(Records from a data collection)
+--

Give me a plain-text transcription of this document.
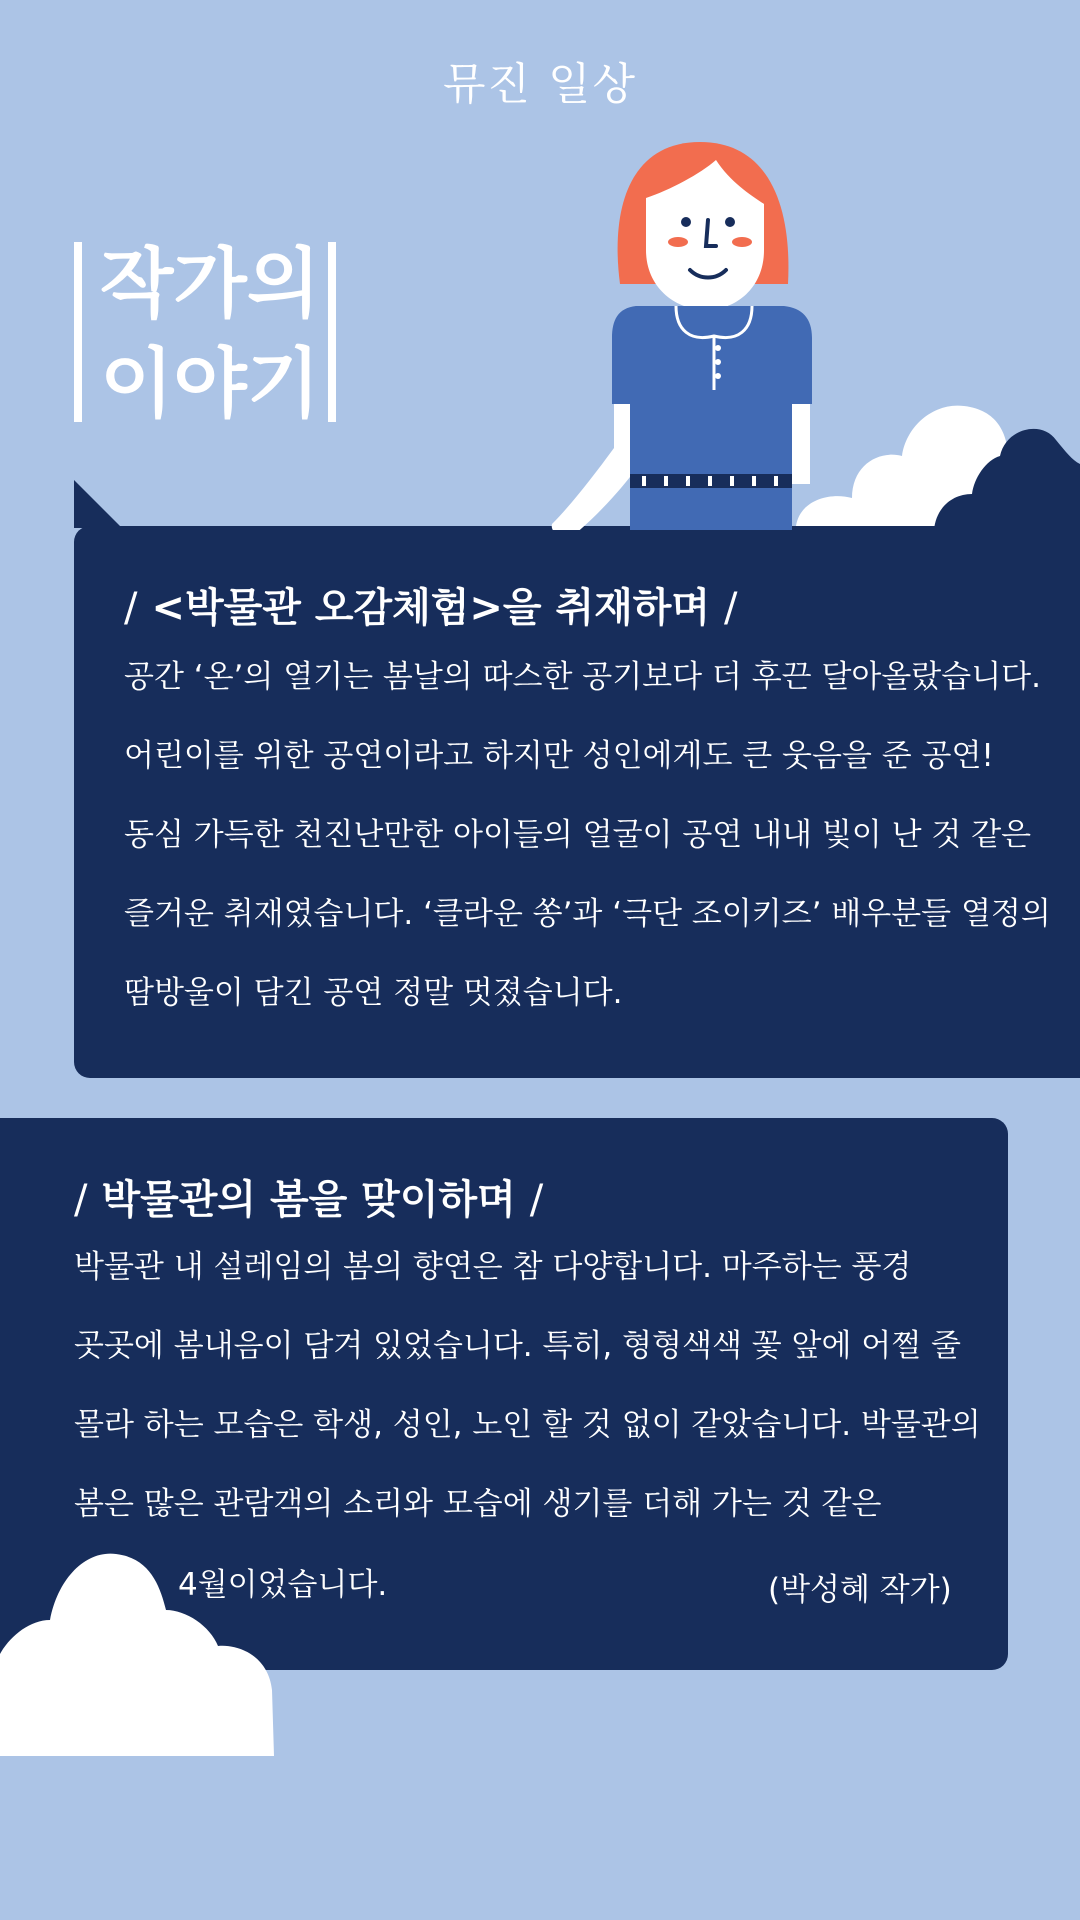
뮤진 일상
작가의
이야기
/ <박물관 오감체험>을 취재하며 /
공간 ‘온’의 열기는 봄날의 따스한 공기보다 더 후끈 달아올랐습니다.
어린이를 위한 공연이라고 하지만 성인에게도 큰 웃음을 준 공연!
동심 가득한 천진난만한 아이들의 얼굴이 공연 내내 빛이 난 것 같은
즐거운 취재였습니다. ‘클라운 쏭’과 ‘극단 조이키즈’ 배우분들 열정의
땀방울이 담긴 공연 정말 멋졌습니다.
/ 박물관의 봄을 맞이하며 /
박물관 내 설레임의 봄의 향연은 참 다양합니다. 마주하는 풍경
곳곳에 봄내음이 담겨 있었습니다. 특히, 형형색색 꽃 앞에 어쩔 줄
몰라 하는 모습은 학생, 성인, 노인 할 것 없이 같았습니다. 박물관의
봄은 많은 관람객의 소리와 모습에 생기를 더해 가는 것 같은
4월이었습니다.	(박성혜 작가)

+--

(Your instructions) The pictures in the entries should be left out; output everything else exactly.

(Finished exercise)
Give me a plain-text transcription of this document.
뮤진 일상
작가의
이야기
/ <박물관 오감체험>을 취재하며 /
공간 ‘온’의 열기는 봄날의 따스한 공기보다 더 후끈 달아올랐습니다.
어린이를 위한 공연이라고 하지만 성인에게도 큰 웃음을 준 공연!
동심 가득한 천진난만한 아이들의 얼굴이 공연 내내 빛이 난 것 같은
즐거운 취재였습니다. ‘클라운 쏭’과 ‘극단 조이키즈’ 배우분들 열정의
땀방울이 담긴 공연 정말 멋졌습니다.
/ 박물관의 봄을 맞이하며 /
박물관 내 설레임의 봄의 향연은 참 다양합니다. 마주하는 풍경
곳곳에 봄내음이 담겨 있었습니다. 특히, 형형색색 꽃 앞에 어쩔 줄
몰라 하는 모습은 학생, 성인, 노인 할 것 없이 같았습니다. 박물관의
봄은 많은 관람객의 소리와 모습에 생기를 더해 가는 것 같은
4월이었습니다.	(박성혜 작가)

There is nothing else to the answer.